- TASK PROMPT
Below are records; state how many of their lines hold the word "Automated", and give only the figure.

- TASK MATERIAL
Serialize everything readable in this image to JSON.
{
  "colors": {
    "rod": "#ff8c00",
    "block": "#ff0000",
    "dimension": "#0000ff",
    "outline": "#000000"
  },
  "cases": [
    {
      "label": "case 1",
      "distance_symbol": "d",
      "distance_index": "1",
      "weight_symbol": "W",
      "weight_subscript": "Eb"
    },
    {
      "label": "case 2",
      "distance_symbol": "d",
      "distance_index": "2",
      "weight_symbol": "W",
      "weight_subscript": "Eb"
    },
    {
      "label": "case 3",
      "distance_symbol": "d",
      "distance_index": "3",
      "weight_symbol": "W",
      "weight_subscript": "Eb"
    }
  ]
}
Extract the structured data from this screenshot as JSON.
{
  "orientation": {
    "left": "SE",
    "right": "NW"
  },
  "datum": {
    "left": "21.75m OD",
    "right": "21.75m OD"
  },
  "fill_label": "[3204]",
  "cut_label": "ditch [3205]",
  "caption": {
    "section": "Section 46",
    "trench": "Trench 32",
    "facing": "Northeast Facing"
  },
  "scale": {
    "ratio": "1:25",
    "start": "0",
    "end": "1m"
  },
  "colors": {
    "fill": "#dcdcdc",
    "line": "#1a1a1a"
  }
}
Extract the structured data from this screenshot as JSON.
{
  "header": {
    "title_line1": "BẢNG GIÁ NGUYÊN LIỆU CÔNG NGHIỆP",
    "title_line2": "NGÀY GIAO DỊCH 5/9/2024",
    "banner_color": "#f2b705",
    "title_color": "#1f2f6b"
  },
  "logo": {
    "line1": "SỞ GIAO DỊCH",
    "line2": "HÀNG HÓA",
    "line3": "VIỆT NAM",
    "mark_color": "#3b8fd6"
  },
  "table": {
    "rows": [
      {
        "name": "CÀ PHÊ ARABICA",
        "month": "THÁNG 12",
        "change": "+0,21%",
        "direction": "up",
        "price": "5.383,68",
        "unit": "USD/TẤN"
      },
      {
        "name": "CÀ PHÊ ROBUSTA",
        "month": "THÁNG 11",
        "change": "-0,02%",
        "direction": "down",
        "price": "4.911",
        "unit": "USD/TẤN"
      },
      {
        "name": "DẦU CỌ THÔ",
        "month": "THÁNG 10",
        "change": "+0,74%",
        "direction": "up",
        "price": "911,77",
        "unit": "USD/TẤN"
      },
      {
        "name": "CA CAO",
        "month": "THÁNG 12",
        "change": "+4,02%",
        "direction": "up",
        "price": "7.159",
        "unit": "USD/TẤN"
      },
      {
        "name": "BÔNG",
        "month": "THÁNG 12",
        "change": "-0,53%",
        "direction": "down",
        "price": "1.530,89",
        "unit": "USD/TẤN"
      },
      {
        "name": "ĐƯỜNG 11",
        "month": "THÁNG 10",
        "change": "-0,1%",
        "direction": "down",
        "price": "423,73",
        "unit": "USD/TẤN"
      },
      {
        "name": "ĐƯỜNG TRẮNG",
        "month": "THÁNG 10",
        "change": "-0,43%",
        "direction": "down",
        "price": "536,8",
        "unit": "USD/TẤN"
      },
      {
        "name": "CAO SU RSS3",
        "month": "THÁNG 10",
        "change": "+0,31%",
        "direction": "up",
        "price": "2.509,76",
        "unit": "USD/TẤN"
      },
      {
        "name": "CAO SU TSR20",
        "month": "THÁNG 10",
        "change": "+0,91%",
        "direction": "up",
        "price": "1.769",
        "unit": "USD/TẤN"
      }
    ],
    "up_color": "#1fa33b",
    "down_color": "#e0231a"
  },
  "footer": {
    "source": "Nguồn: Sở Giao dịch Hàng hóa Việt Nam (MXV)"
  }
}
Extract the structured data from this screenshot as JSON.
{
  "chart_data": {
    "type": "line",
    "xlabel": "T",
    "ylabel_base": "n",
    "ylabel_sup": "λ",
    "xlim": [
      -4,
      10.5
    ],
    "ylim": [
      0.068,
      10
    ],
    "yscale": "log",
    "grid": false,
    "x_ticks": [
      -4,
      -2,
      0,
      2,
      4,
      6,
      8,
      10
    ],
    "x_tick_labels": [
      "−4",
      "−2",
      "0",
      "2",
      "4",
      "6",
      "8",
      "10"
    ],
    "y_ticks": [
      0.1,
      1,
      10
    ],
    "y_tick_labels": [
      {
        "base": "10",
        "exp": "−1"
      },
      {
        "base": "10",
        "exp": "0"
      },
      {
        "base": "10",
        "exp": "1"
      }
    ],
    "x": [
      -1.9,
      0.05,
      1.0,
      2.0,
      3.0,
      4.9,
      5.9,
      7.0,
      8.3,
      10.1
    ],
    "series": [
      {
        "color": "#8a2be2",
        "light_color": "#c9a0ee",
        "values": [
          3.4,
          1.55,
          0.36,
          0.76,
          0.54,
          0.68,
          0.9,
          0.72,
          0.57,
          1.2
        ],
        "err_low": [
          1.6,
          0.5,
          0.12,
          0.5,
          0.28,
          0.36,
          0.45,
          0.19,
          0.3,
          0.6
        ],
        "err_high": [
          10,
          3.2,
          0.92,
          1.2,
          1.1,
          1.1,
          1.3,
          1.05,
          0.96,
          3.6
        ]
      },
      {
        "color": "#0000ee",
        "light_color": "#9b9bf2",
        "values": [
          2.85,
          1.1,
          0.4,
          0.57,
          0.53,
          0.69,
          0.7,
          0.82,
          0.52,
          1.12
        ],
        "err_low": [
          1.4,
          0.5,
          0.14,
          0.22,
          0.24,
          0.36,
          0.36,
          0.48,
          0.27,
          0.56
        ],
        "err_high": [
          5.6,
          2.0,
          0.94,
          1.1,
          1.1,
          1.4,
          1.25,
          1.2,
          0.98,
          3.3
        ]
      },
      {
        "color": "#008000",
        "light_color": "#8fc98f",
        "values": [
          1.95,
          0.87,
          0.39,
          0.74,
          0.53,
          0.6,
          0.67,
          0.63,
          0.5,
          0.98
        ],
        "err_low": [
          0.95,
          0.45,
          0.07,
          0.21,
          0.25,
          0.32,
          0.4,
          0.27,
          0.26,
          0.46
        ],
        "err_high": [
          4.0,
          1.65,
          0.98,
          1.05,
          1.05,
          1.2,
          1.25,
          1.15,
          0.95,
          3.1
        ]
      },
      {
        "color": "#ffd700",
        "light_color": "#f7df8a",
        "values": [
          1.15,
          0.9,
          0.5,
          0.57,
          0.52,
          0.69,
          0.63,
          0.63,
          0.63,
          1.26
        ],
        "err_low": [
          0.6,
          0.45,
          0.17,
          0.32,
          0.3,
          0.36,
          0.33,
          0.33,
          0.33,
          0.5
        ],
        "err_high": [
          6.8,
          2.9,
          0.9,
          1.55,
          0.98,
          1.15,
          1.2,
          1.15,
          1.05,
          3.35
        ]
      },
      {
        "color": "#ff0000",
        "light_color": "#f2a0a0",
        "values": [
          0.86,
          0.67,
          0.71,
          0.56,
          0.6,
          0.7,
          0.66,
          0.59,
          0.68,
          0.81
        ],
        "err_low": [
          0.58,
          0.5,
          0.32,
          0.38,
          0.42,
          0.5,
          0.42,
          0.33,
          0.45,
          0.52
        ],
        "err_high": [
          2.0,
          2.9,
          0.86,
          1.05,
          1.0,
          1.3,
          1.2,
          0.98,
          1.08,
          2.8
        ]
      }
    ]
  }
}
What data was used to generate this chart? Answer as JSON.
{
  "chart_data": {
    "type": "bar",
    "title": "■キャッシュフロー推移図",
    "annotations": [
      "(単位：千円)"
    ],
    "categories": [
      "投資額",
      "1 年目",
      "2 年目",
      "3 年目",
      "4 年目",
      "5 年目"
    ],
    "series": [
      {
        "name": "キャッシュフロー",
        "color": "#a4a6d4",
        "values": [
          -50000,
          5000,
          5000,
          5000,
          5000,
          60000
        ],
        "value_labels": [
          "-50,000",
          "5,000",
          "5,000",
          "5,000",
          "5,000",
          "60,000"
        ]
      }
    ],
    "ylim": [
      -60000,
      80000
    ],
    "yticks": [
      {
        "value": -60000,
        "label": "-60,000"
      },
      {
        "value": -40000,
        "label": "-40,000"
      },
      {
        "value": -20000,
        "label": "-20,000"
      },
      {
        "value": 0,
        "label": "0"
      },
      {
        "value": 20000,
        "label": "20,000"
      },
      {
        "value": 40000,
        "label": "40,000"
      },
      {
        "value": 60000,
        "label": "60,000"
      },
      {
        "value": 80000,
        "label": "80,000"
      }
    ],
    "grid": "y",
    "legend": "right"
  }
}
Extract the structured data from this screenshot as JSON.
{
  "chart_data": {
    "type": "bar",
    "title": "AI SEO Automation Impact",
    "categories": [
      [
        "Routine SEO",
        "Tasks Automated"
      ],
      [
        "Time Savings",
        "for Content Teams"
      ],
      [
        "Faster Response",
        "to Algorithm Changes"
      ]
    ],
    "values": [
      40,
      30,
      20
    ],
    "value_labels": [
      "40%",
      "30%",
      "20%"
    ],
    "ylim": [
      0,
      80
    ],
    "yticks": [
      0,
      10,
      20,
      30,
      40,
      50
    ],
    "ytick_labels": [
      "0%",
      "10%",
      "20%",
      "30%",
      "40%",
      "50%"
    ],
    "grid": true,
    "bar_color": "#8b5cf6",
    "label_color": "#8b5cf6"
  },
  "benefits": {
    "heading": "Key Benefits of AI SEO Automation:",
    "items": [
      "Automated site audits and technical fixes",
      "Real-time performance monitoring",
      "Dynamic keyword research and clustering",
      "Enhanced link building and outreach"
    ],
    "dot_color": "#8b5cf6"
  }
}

- RESPONSE
2